• _Exercise directions_
The answer must consist of each line of the records below that contains the string "text".

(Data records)

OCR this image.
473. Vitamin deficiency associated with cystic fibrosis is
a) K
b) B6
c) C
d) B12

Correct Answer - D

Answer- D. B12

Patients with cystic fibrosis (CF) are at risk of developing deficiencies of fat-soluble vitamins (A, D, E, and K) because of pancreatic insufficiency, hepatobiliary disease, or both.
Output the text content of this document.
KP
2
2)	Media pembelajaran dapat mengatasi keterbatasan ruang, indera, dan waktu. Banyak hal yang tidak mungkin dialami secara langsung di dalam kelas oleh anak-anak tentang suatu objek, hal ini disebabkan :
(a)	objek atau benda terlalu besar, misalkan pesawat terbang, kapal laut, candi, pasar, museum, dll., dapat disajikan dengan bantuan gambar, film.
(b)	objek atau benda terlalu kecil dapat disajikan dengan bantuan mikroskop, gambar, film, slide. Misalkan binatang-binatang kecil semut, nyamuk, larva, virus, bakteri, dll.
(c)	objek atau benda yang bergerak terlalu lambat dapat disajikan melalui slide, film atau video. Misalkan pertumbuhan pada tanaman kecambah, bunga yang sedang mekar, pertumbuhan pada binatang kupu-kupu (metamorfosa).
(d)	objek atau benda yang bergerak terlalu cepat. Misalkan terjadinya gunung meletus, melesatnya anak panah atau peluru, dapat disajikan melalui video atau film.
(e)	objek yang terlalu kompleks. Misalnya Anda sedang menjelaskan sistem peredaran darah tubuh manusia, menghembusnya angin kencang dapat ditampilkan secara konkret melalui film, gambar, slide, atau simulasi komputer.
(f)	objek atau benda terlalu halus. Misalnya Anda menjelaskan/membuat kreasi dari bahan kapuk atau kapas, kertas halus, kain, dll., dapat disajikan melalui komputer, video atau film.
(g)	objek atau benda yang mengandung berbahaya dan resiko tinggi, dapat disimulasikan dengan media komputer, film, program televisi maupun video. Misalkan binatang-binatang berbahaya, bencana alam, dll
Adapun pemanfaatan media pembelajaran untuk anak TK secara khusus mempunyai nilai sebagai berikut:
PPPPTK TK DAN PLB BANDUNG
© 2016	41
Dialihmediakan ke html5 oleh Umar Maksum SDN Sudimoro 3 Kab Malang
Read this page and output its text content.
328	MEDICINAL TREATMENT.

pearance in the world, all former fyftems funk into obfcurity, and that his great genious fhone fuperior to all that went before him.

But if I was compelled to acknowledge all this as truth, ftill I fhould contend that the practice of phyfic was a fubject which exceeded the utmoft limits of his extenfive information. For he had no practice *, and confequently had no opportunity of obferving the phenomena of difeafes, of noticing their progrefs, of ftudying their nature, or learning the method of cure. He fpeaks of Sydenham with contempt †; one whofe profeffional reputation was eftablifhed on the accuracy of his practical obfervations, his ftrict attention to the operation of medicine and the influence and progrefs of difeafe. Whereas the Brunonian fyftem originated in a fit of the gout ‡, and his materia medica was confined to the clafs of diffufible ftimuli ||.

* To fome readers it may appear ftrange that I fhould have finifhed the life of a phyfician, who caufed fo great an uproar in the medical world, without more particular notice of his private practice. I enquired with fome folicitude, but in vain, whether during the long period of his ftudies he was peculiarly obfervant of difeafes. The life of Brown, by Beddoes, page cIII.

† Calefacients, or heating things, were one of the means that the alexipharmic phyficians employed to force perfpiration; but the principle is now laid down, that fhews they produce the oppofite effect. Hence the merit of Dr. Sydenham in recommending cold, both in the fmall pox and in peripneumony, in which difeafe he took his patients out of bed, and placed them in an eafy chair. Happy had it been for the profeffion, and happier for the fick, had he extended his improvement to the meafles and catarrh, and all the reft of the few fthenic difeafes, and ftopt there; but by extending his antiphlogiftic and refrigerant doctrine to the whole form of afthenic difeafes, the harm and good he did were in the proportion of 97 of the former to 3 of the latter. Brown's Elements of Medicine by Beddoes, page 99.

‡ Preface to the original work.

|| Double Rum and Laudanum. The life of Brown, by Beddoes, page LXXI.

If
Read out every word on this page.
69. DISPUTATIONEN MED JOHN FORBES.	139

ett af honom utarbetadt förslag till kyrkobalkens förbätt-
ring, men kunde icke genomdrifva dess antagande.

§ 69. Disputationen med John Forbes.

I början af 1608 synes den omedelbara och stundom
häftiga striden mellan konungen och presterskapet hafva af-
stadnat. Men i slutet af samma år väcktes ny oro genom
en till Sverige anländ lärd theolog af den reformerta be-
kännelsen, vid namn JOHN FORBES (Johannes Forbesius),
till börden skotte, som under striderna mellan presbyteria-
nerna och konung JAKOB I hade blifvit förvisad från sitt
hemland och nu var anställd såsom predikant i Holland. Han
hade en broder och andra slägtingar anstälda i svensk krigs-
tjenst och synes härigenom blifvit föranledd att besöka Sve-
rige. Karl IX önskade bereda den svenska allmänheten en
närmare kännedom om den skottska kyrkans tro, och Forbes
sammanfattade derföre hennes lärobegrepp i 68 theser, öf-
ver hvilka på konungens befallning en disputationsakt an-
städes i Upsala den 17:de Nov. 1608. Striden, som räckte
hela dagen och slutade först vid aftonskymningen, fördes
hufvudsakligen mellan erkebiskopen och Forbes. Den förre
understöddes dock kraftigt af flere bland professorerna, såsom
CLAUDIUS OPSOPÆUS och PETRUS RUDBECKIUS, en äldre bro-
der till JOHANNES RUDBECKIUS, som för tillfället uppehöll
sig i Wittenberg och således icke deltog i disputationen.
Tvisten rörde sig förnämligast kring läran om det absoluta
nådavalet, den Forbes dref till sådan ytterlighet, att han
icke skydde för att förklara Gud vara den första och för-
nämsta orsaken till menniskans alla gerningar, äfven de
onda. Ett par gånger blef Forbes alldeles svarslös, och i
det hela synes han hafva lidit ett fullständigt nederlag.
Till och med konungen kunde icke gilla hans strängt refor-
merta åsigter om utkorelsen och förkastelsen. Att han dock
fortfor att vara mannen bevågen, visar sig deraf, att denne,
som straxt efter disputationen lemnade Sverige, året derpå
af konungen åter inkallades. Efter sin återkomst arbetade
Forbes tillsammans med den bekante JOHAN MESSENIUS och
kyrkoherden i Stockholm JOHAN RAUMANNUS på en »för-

• _Answer box_
Output the text content of this document.
Read this page and output its text content.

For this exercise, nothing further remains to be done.